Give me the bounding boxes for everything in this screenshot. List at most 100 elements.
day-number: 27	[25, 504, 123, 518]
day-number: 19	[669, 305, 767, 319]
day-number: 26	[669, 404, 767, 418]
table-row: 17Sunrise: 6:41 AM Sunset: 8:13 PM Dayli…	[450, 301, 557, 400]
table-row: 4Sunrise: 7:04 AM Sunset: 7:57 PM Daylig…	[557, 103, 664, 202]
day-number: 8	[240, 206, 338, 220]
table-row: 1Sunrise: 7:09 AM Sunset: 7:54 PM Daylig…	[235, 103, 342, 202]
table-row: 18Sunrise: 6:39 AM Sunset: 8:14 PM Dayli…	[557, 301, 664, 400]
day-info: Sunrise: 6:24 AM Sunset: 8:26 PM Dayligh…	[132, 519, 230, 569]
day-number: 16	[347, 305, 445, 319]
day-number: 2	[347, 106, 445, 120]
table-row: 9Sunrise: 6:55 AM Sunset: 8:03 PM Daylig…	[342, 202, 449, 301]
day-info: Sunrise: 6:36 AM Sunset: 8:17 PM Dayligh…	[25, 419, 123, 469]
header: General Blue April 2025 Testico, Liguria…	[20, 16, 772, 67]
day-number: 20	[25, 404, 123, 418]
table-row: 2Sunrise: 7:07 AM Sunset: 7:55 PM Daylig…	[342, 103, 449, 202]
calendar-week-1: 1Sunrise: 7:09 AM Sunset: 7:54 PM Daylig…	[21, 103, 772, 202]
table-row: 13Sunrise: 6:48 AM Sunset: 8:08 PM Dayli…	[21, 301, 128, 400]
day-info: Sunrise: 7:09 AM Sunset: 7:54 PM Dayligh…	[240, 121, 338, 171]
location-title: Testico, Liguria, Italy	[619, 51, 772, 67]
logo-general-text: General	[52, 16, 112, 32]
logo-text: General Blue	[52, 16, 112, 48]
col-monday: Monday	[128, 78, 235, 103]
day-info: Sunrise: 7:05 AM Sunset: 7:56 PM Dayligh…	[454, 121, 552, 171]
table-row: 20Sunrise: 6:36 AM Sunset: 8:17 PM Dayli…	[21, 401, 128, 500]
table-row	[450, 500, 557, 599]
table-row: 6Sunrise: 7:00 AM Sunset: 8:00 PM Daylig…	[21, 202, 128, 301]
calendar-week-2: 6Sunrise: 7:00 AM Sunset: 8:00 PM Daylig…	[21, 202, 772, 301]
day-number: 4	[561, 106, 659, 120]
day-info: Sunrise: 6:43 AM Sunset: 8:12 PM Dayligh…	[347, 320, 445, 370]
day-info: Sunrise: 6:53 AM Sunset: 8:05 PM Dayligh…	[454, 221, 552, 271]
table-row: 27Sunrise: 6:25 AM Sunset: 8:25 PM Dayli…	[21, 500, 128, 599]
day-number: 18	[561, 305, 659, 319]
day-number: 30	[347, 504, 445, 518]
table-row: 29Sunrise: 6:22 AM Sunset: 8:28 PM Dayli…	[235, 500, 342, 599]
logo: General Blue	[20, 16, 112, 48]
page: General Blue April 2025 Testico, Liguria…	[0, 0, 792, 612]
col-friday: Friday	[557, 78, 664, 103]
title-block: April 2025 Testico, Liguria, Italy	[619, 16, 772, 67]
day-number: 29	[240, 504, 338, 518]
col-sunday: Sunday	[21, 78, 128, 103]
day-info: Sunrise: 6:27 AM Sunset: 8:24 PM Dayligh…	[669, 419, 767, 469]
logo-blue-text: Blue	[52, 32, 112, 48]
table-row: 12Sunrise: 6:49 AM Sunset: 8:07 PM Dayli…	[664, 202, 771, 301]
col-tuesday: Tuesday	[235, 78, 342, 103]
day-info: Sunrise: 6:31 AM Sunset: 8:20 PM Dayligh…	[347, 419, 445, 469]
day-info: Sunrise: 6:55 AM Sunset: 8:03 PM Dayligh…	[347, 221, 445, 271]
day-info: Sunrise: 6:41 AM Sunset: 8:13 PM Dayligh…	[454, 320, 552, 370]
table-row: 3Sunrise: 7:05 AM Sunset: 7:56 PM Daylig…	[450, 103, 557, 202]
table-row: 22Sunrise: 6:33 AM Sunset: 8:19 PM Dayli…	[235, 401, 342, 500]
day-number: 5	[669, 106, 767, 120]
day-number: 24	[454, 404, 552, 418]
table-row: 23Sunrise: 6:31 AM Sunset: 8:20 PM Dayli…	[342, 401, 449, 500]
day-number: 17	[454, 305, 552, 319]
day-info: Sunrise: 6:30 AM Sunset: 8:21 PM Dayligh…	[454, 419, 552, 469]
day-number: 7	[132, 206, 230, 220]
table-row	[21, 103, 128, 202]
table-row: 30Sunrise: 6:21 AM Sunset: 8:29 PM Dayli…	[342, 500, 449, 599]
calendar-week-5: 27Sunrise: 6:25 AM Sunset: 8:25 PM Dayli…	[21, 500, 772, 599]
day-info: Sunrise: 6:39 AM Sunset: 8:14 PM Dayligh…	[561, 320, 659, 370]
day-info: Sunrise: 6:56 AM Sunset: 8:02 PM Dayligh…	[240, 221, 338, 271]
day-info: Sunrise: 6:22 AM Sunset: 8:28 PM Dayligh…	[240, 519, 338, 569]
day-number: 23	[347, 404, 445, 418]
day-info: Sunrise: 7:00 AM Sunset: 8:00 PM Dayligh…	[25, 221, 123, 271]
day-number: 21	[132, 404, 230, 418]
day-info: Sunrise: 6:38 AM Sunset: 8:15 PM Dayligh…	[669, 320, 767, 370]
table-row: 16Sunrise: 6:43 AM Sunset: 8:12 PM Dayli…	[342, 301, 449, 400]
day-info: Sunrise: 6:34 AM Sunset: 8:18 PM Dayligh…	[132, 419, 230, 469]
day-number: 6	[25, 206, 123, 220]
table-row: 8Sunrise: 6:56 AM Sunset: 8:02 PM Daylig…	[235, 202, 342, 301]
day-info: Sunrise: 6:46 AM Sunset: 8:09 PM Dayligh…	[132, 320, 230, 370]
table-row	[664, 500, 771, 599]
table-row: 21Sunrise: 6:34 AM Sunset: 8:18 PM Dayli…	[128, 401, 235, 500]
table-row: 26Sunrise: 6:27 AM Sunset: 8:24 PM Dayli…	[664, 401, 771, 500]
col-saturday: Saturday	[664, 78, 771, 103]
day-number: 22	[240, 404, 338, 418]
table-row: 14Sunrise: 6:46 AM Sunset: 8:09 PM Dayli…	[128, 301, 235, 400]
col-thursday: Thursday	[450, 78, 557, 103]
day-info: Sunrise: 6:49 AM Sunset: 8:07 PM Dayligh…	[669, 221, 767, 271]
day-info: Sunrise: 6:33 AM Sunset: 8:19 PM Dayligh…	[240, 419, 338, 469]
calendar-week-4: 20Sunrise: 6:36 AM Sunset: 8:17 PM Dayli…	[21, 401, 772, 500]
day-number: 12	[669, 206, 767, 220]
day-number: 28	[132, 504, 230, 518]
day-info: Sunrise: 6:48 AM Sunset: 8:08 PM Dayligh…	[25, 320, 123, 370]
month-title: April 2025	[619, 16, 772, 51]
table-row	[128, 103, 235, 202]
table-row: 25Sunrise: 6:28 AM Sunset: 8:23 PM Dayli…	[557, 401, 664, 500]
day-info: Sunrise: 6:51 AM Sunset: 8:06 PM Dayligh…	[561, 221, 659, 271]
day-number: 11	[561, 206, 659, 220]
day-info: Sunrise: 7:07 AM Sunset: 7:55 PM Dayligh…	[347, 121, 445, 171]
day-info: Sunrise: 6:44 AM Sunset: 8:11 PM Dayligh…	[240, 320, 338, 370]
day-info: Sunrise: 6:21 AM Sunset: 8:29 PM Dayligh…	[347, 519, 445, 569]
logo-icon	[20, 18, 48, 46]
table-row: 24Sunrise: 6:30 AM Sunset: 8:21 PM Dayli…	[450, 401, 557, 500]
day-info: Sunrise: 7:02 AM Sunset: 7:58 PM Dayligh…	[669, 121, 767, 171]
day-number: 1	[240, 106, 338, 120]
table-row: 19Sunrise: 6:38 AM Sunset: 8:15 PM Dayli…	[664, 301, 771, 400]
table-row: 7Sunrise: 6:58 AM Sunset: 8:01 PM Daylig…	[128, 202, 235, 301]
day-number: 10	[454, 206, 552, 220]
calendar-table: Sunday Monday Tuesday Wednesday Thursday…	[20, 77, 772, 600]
_ _ _ _ _
## DIRECTIONS
Rewrite the lines from the first one up to and including the line with "table-row: 18Sunrise: 6:39" as a JSON list of strings, one string per line, leaving out any blank lines.

## RESPONSE TO THIS TASK
[
  "Give me the bounding boxes for everything in this screenshot. List at most 100 elements.",
  "day-number: 27\t[25, 504, 123, 518]",
  "day-number: 19\t[669, 305, 767, 319]",
  "day-number: 26\t[669, 404, 767, 418]",
  "table-row: 17Sunrise: 6:41 AM Sunset: 8:13 PM Dayli…\t[450, 301, 557, 400]",
  "table-row: 4Sunrise: 7:04 AM Sunset: 7:57 PM Daylig…\t[557, 103, 664, 202]",
  "day-number: 8\t[240, 206, 338, 220]",
  "table-row: 1Sunrise: 7:09 AM Sunset: 7:54 PM Daylig…\t[235, 103, 342, 202]",
  "table-row: 18Sunrise: 6:39 AM Sunset: 8:14 PM Dayli…\t[557, 301, 664, 400]"
]